▸ TASK REQUIREMENTS:
Give the number of lines in the records below that include "стандартов". Reply with that number alone.

▸ Saved entries:
=-=-=-=-=

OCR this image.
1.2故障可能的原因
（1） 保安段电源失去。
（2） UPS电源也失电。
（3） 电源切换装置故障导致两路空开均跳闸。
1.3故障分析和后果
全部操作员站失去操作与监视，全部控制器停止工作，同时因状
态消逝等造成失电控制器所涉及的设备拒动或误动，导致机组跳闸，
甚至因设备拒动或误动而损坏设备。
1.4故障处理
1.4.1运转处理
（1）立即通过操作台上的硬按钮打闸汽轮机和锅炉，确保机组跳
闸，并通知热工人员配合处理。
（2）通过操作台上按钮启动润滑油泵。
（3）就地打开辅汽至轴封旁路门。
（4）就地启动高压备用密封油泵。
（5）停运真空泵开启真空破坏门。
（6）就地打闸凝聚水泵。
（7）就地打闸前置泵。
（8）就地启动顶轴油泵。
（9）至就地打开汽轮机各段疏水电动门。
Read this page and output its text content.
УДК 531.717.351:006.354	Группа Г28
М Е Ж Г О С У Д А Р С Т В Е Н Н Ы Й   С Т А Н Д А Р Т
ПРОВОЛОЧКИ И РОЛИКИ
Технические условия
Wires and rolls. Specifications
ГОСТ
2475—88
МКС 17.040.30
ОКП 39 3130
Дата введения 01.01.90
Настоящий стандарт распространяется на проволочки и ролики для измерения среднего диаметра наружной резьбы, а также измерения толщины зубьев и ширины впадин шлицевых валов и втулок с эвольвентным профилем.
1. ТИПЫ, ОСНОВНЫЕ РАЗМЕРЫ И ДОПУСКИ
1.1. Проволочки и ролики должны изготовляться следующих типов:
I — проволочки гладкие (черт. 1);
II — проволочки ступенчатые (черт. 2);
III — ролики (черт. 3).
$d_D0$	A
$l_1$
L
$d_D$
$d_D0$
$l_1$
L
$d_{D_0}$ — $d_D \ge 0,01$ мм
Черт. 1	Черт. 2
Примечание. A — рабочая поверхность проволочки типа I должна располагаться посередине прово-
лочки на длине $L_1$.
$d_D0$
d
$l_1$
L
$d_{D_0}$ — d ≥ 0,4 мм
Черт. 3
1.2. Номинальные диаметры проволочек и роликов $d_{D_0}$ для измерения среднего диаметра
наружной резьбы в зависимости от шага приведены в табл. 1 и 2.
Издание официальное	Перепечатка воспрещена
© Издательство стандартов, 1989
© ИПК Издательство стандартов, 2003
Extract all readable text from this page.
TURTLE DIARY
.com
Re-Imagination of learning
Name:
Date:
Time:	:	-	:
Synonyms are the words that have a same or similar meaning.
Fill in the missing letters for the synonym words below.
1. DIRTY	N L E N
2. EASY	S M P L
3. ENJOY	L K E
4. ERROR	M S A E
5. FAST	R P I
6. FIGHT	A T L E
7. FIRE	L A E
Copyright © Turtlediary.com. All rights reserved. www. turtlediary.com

=-=-=-=-=

▸ ANSWER IN FULL:
2